── EXTRAIT ──

3. Indissolubilité du mariage : un idéal où le commandement du
Christ ?
Au cours du débat synodal il s’est
trouvé des personnes pour défendre la doctrine de l’indissolubilité du mariage
comme un idéal auquel il faut tendre mais que certains ne peuvent atteindre en
raison de différentes circonstances parfois difficiles et douloureuses. Bien
plus, certains aimeraient même voir dans le langage du pape François lorsqu'il
parle de l'« idéal évangélique » une expression de cette même
opinion.
Comment faut-il donc interpréter
les paroles du Saint-Père recueillies dans les Lineamenta pour la prochaine assemblée ordinaire du Synode, au
numéro 19 : « Sans diminuer la valeur de l’idéal évangélique, il faut
accompagner avec miséricorde et patience les étapes possibles de croissance des
personnes qui se construisent jour après jour » (Evangelii gaudium, 44).

───
── DONNÉES FOURNIES ──

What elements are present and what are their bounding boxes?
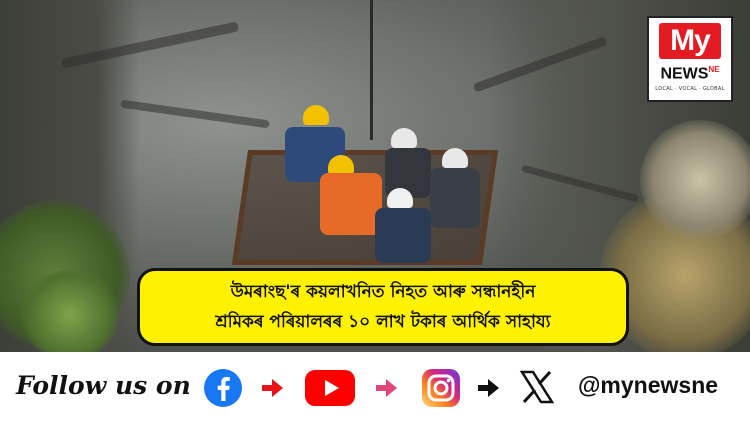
foliage [640, 120, 750, 240]
rescue-photo: উমৰাংছ'ৰ কয়লাখনিত নিহত আৰু সন্ধানহীন শ্… [0, 0, 750, 352]
winch-rope [370, 0, 373, 140]
logo-ne-superscript: NE [708, 65, 720, 74]
instagram-icon[interactable] [421, 368, 461, 408]
social-handle[interactable]: @mynewsne [578, 372, 718, 399]
rock-crack [120, 99, 270, 129]
facebook-icon[interactable] [203, 368, 243, 408]
arrow-right-icon [478, 379, 499, 397]
logo-tagline: LOCAL · VOCAL · GLOBAL [655, 86, 725, 93]
headline-caption: উমৰাংছ'ৰ কয়লাখনিত নিহত আৰু সন্ধানহীন শ্… [137, 268, 629, 346]
follow-bar: Follow us on @mynewsne [0, 352, 750, 430]
x-icon[interactable] [519, 369, 555, 405]
logo-news-text: NEWSNE [660, 61, 719, 83]
logo-news-word: NEWS [660, 65, 709, 83]
follow-label: Follow us on [16, 371, 191, 400]
headline-line-2: শ্ৰমিকৰ পৰিয়ালৰৰ ১০ লাখ টকাৰ আৰ্থিক সাহ… [215, 312, 551, 332]
headline-line-1: উমৰাংছ'ৰ কয়লাখনিত নিহত আৰু সন্ধানহীন [230, 282, 536, 302]
foliage [20, 270, 120, 352]
mynewsne-logo[interactable]: My NEWSNE LOCAL · VOCAL · GLOBAL [647, 16, 733, 102]
arrow-right-icon [376, 379, 397, 397]
arrow-right-icon [262, 379, 283, 397]
news-graphic: উমৰাংছ'ৰ কয়লাখনিত নিহত আৰু সন্ধানহীন শ্… [0, 0, 750, 430]
logo-my-text: My [659, 23, 721, 59]
youtube-icon[interactable] [305, 370, 355, 406]
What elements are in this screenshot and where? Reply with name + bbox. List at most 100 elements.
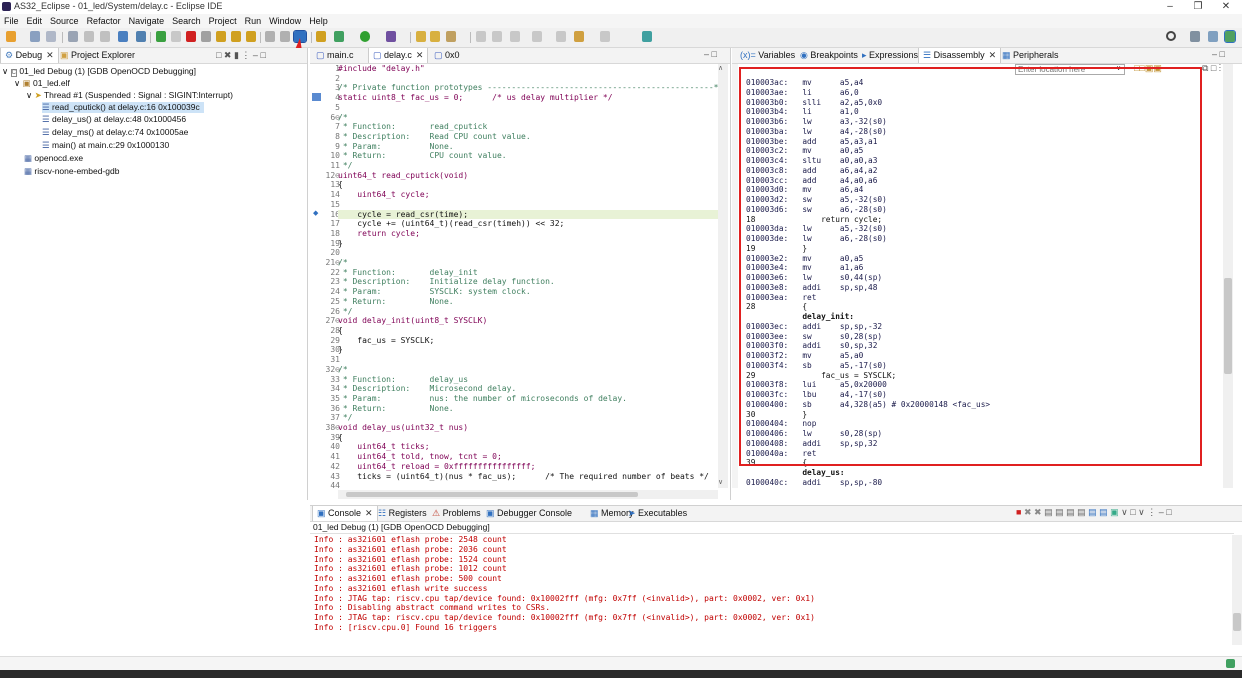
console-line: Info : JTAG tap: riscv.cpu tap/device fo… <box>314 613 815 622</box>
code-line: */ <box>338 413 353 423</box>
console-toolbar-icons[interactable]: ■ ✖ ✖ ▤ ▤ ▤ ▤ ▤ ▤ ▣ ∨ □ ∨ ⋮ – □ <box>1016 507 1172 518</box>
console-vertical-scrollbar[interactable] <box>1232 535 1242 645</box>
view-toolbar-icons[interactable]: □ ✖ ▮ ⋮ – □ <box>216 50 266 61</box>
tree-item-frame[interactable]: ☰ delay_us() at delay.c:48 0x1000456 <box>42 114 186 125</box>
instruction-pointer-marker <box>312 93 321 101</box>
tab-executables[interactable]: ➤ Executables <box>624 506 691 521</box>
stack-frame-icon: ☰ <box>42 140 50 150</box>
tree-item-frame[interactable]: ☰ main() at main.c:29 0x1000130 <box>42 140 169 151</box>
tab-disassembly[interactable]: ☰ Disassembly ✕ <box>918 48 1002 63</box>
console-line: Info : as32i601 eflash write success <box>314 583 488 593</box>
code-line: */ <box>338 161 353 171</box>
close-icon[interactable]: ✕ <box>365 508 373 518</box>
process-icon: ▦ <box>24 166 33 176</box>
peripherals-icon: ▦ <box>1002 50 1014 60</box>
disassembly-vertical-scrollbar[interactable] <box>1223 64 1233 488</box>
tab-breakpoints[interactable]: ◉ Breakpoints <box>796 48 862 63</box>
code-line: cycle += (uint64_t)(read_csr(timeh)) << … <box>338 219 565 229</box>
tab-console[interactable]: ▣ Console ✕ <box>312 506 378 521</box>
console-output[interactable]: Info : as32i601 eflash probe: 2548 count… <box>314 535 815 633</box>
code-line: /* <box>338 112 348 122</box>
tab-delay-c[interactable]: ▢ delay.c ✕ <box>368 48 429 63</box>
tree-item-elf[interactable]: ∨ ▣ 01_led.elf <box>14 78 70 89</box>
memory-icon: ▢ <box>434 50 446 60</box>
status-bar <box>0 656 1242 671</box>
code-line: * Param: None. <box>338 141 454 151</box>
debug-tabbar: ⚙ Debug ✕ ▣ Project Explorer □ ✖ ▮ ⋮ – □ <box>0 48 307 64</box>
status-icon <box>1226 659 1235 668</box>
code-line: static uint8_t fac_us = 0; /* us delay m… <box>338 93 613 103</box>
tab-0x0[interactable]: ▢ 0x0 <box>430 48 464 63</box>
tree-item-frame[interactable]: ☰ delay_ms() at delay.c:74 0x10005ae <box>42 127 188 138</box>
code-line: * Return: CPU count value. <box>338 151 507 161</box>
code-line: * Function: read_cputick <box>338 122 488 132</box>
code-line: * Description: Microsecond delay. <box>338 384 517 394</box>
code-line: { <box>338 325 343 335</box>
tree-item-process[interactable]: ▦ riscv-none-embed-gdb <box>24 166 119 177</box>
problems-icon: ⚠ <box>432 508 443 518</box>
right-min-max-icons[interactable]: – □ <box>1212 49 1225 59</box>
scroll-down-icon[interactable]: ∨ <box>718 478 723 486</box>
disassembly-menu-icons[interactable]: ⧉ □ ⋮ <box>1202 63 1221 74</box>
code-line: uint64_t ticks; <box>338 442 430 452</box>
right-tabbar: (x)= Variables ◉ Breakpoints ▸ Expressio… <box>732 48 1242 64</box>
tab-expressions[interactable]: ▸ Expressions <box>858 48 922 63</box>
tree-item-process[interactable]: ▦ openocd.exe <box>24 153 83 164</box>
disassembly-icon: ☰ <box>923 50 934 60</box>
code-line: /* Private function prototypes ---------… <box>338 83 724 93</box>
tab-peripherals[interactable]: ▦ Peripherals <box>998 48 1063 63</box>
tab-variables[interactable]: (x)= Variables <box>736 48 799 63</box>
breakpoints-icon: ◉ <box>800 50 811 60</box>
tab-project-explorer[interactable]: ▣ Project Explorer <box>56 48 139 63</box>
console-view: ▣ Console ✕ ☷ Registers ⚠ Problems ▣ Debu… <box>310 505 1242 656</box>
breakpoint-icon[interactable]: ◆ <box>313 209 318 217</box>
console-line: Info : as32i601 eflash probe: 500 count <box>314 574 502 583</box>
code-line: uint64_t told, tnow, tcnt = 0; <box>338 452 502 462</box>
horizontal-scroll-thumb[interactable] <box>346 492 638 497</box>
console-line: Info : Disabling abstract command writes… <box>314 603 551 613</box>
code-line: ticks = (uint64_t)(nus * fac_us); /* The… <box>338 471 709 481</box>
code-line: } <box>338 345 343 355</box>
close-icon[interactable]: ✕ <box>46 50 54 60</box>
project-explorer-icon: ▣ <box>60 50 72 60</box>
code-line: * Description: Initialize delay function… <box>338 277 555 287</box>
tab-registers[interactable]: ☷ Registers <box>374 506 431 521</box>
tree-item-frame-selected[interactable]: ☰ read_cputick() at delay.c:16 0x100039c <box>42 102 204 113</box>
stack-frame-icon: ☰ <box>42 114 50 124</box>
elf-icon: ▣ <box>22 78 31 88</box>
editor-vertical-scrollbar[interactable]: ∧ ∨ <box>718 64 728 488</box>
console-scroll-thumb[interactable] <box>1233 613 1241 631</box>
debugger-console-icon: ▣ <box>486 508 498 518</box>
console-session-label: 01_led Debug (1) [GDB OpenOCD Debugging] <box>313 522 490 532</box>
editor-tabbar: ▢ main.c ▢ delay.c ✕ ▢ 0x0 – □ <box>310 48 730 64</box>
editor-area: ▢ main.c ▢ delay.c ✕ ▢ 0x0 – □ ◆ 1 2 3 4 5 6⊖ 7… <box>310 48 731 500</box>
disassembly-line: 0100040c: addi sp,sp,-80 <box>746 477 883 487</box>
tree-item-thread[interactable]: ∨ ➤ Thread #1 (Suspended : Signal : SIGI… <box>26 90 233 101</box>
taskbar <box>0 670 1242 678</box>
tab-problems[interactable]: ⚠ Problems <box>428 506 485 521</box>
code-line: { <box>338 180 343 190</box>
scroll-up-icon[interactable]: ∧ <box>718 64 723 72</box>
tab-debugger-console[interactable]: ▣ Debugger Console <box>482 506 576 521</box>
disassembly-ruler <box>732 64 738 488</box>
code-line: * Function: delay_us <box>338 374 469 384</box>
editor-min-max-icons[interactable]: – □ <box>704 49 717 59</box>
console-line: Info : as32i601 eflash probe: 2548 count <box>314 535 507 544</box>
tab-main-c[interactable]: ▢ main.c <box>312 48 358 63</box>
tab-debug[interactable]: ⚙ Debug ✕ <box>0 48 59 63</box>
vertical-scroll-thumb[interactable] <box>1224 278 1232 374</box>
code-line: uint64_t cycle; <box>338 190 430 200</box>
console-tabbar: ▣ Console ✕ ☷ Registers ⚠ Problems ▣ Debu… <box>310 506 1242 522</box>
code-line: { <box>338 432 343 442</box>
editor-horizontal-scrollbar[interactable] <box>338 490 718 499</box>
close-icon[interactable]: ✕ <box>989 50 997 60</box>
console-icon: ▣ <box>317 508 329 518</box>
variables-icon: (x)= <box>740 50 759 60</box>
close-icon[interactable]: ✕ <box>416 50 424 60</box>
code-line: } <box>338 238 343 248</box>
console-line: Info : as32i601 eflash probe: 1524 count <box>314 554 507 564</box>
code-editor[interactable]: #include "delay.h" /* Private function p… <box>338 64 724 491</box>
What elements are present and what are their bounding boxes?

───

■ EXERCICES
(1) Répondez aux questions suivantes à l'aide de l'extrait sur l'indissolubilité du mariage.
(a) Au cours de quel débat certaines personnes ont-elles défendu l'indissolubilité du mariage comme un idéal ?
(b) Dans quel document et à quel numéro les paroles du Saint-Père sont-elles recueillies ?
(c) Quelle référence figure entre parenthèses à la fin de la citation du pape ?
(2) Recopiez mot pour mot le passage de l'extrait sur l'indissolubilité du mariage qui commence par « Au cours du » et se termine par « (Evangelii gaudium, 44). ».
(3) Poursuivez l'extrait sur l'indissolubilité du mariage à partir de l'endroit où il s'arrête.
Le relevé n'a aucun rapport avec l'extrait sur l'indissolubilité du mariage.

■ CORRIGÉ DES EXERCICES
(1)
(a) Au cours du débat synodal.
(b) Dans les Lineamenta pour la prochaine assemblée ordinaire du Synode, au numéro 19.
(c) Evangelii gaudium, 44.

(2)
Au cours du débat synodal il s’est
trouvé des personnes pour défendre la doctrine de l’indissolubilité du mariage
comme un idéal auquel il faut tendre mais que certains ne peuvent atteindre en
raison de différentes circonstances parfois difficiles et douloureuses. Bien
plus, certains aimeraient même voir dans le langage du pape François lorsqu'il
parle de l'« idéal évangélique » une expression de cette même
opinion.
Comment faut-il donc interpréter
les paroles du Saint-Père recueillies dans les Lineamenta pour la prochaine assemblée ordinaire du Synode, au
numéro 19 : « Sans diminuer la valeur de l’idéal évangélique, il faut
accompagner avec miséricorde et patience les étapes possibles de croissance des
personnes qui se construisent jour après jour » (Evangelii gaudium, 44).

(3)
C'est le même pape François qui
est dans son propre texte (Evangelii
gaudium, 50) renvoie à l'Exhortation apostolique Familiaris consortio de saint Jean Paul II qui traite de
l'itinéraire moral des époux et qui dit textuellement : « Ils ne
peuvent toutefois considérer la loi comme un simple idéal à atteindre dans le
futur, mais ils doivent la regarder comme un commandement du Christ Seigneur
leur enjoignant de surmonter sérieusement les obstacles. “C'est pourquoi ce
qu'on appelle la ‘loi de gradualité’ ou voie graduelle ne peut s'identifier à
la ‘gradualité de la loi‘, comme s'il y avait, dans la loi divine, des degrés
et des formes de préceptes différents selon les personnes et les situations
diverses. Tous les époux sont appelés à la sainteté dans le mariage, selon la
volonté de Dieu, et cette vocation se réalise dans la mesure où la personne
humaine est capable de répondre au précepte divin, animée d'une confiance
sereine en la grâce divine et en sa propre volonté”. »
Les paroles de Jésus :
« Ce que Dieu a uni, que l'homme ne le sépare pas » (Mt. 19, 6), outre
qu’elles renvoient au dessein créateur de Dieu (« au début il n'en était
pas ainsi »), supposent la nouveauté de la grâce de la rédemption par
laquelle ce qui n'est pas possible aux hommes est possible à Dieu. Précisément
parce que l'indissolubilité est un don de Dieu, qui se reçoit dans le sacrement
du mariage (participation de la Charité sponsale du Christ), elle devient un
commandement.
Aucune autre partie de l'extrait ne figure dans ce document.